*DIRECTIVE*
Find every line of the listing below where "courses" appears, and copy it.

══ EXERCISE INPUT

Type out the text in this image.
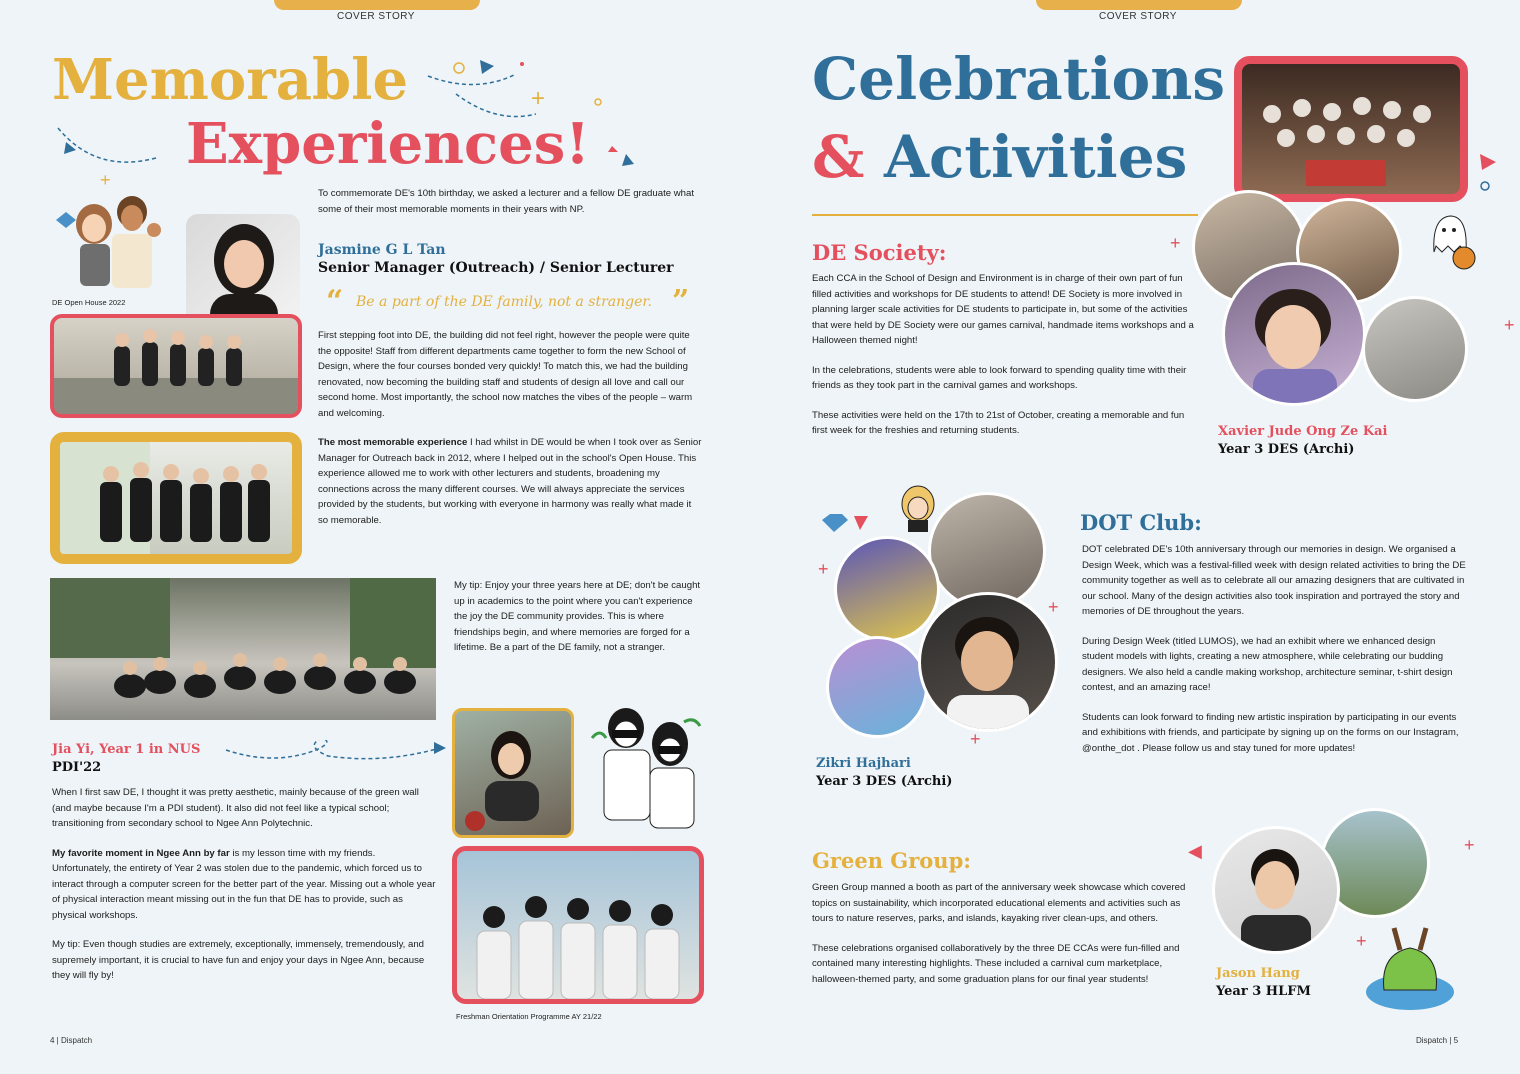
COVER STORY
Memorable
Experiences!
+
+
DE Open House 2022
To commemorate DE's 10th birthday, we asked a lecturer and a fellow DE graduate what some of their most memorable moments in their years with NP.
Jasmine G L Tan
Senior Manager (Outreach) / Senior Lecturer
“ Be a part of the DE family, not a stranger. ”

First stepping foot into DE, the building did not feel right, however the people were quite the opposite! Staff from different departments came together to form the new School of Design, where the four courses bonded very quickly! To match this, we had the building renovated, now becoming the building staff and students of design all love and call our second home. Most importantly, the school now matches the vibes of the people – warm and welcoming.

The most memorable experience I had whilst in DE would be when I took over as Senior Manager for Outreach back in 2012, where I helped out in the school's Open House. This experience allowed me to work with other lecturers and students, broadening my connections across the many different courses. We will always appreciate the services provided by the students, but working with everyone in harmony was really what made it so memorable.

My tip: Enjoy your three years here at DE; don't be caught up in academics to the point where you can't experience the joy the DE community provides. This is where friendships begin, and where memories are forged for a lifetime. Be a part of the DE family, not a stranger.
Jia Yi, Year 1 in NUS
PDI'22

When I first saw DE, I thought it was pretty aesthetic, mainly because of the green wall (and maybe because I'm a PDI student). It also did not feel like a typical school; transitioning from secondary school to Ngee Ann Polytechnic.

My favorite moment in Ngee Ann by far is my lesson time with my friends. Unfortunately, the entirety of Year 2 was stolen due to the pandemic, which forced us to interact through a computer screen for the better part of the year. Missing out a whole year of physical interaction meant missing out in the fun that DE has to provide, such as physical workshops.

My tip: Even though studies are extremely, exceptionally, immensely, tremendously, and supremely important, it is crucial to have fun and enjoy your days in Ngee Ann, because they will fly by!

Freshman Orientation Programme AY 21/22
4 | Dispatch
COVER STORY
Celebrations
& Activities
+
+
DE Society:

Each CCA in the School of Design and Environment is in charge of their own part of fun filled activities and workshops for DE students to attend! DE Society is more involved in planning larger scale activities for DE students to participate in, but some of the activities that were held by DE Society were our games carnival, handmade items workshops and a Halloween themed night!

In the celebrations, students were able to look forward to spending quality time with their friends as they took part in the carnival games and workshops.

These activities were held on the 17th to 21st of October, creating a memorable and fun first week for the freshies and returning students.	Xavier Jude Ong Ze Kai
Year 3 DES (Archi)
+
+
+
DOT Club:

DOT celebrated DE's 10th anniversary through our memories in design. We organised a Design Week, which was a festival-filled week with design related activities to bring the DE community together as well as to celebrate all our amazing designers that are cultivated in our school. Many of the design activities also took inspiration and portrayed the story and memories of DE throughout the years.

During Design Week (titled LUMOS), we had an exhibit where we enhanced design student models with lights, creating a new atmosphere, while celebrating our budding designers. We also held a candle making workshop, architecture seminar, t-shirt design contest, and an amazing race!

Students can look forward to finding new artistic inspiration by participating in our events and exhibitions with friends, and participate by signing up on the forms on our Instagram, @onthe_dot . Please follow us and stay tuned for more updates!

Zikri Hajhari
Year 3 DES (Archi)
Green Group:

Green Group manned a booth as part of the anniversary week showcase which covered topics on sustainability, which incorporated educational elements and activities such as tours to nature reserves, parks, and islands, kayaking river clean-ups, and others.

These celebrations organised collaboratively by the three DE CCAs were fun-filled and contained many interesting highlights. These included a carnival cum marketplace, halloween-themed party, and some graduation plans for our final year students!

◀	+
+
Jason Hang
Year 3 HLFM
Dispatch | 5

════

*EXPECTED OUTPUT*
First stepping foot into DE, the building did not feel right, however the people were quite the opposite! Staff from different departments came together to form the new School of Design, where the four courses bonded very quickly! To match this, we had the building renovated, now becoming the building staff and students of design all love and call our second home. Most importantly, the school now matches the vibes of the people – warm and welcoming.
The most memorable experience I had whilst in DE would be when I took over as Senior Manager for Outreach back in 2012, where I helped out in the school's Open House. This experience allowed me to work with other lecturers and students, broadening my connections across the many different courses. We will always appreciate the services provided by the students, but working with everyone in harmony was really what made it so memorable.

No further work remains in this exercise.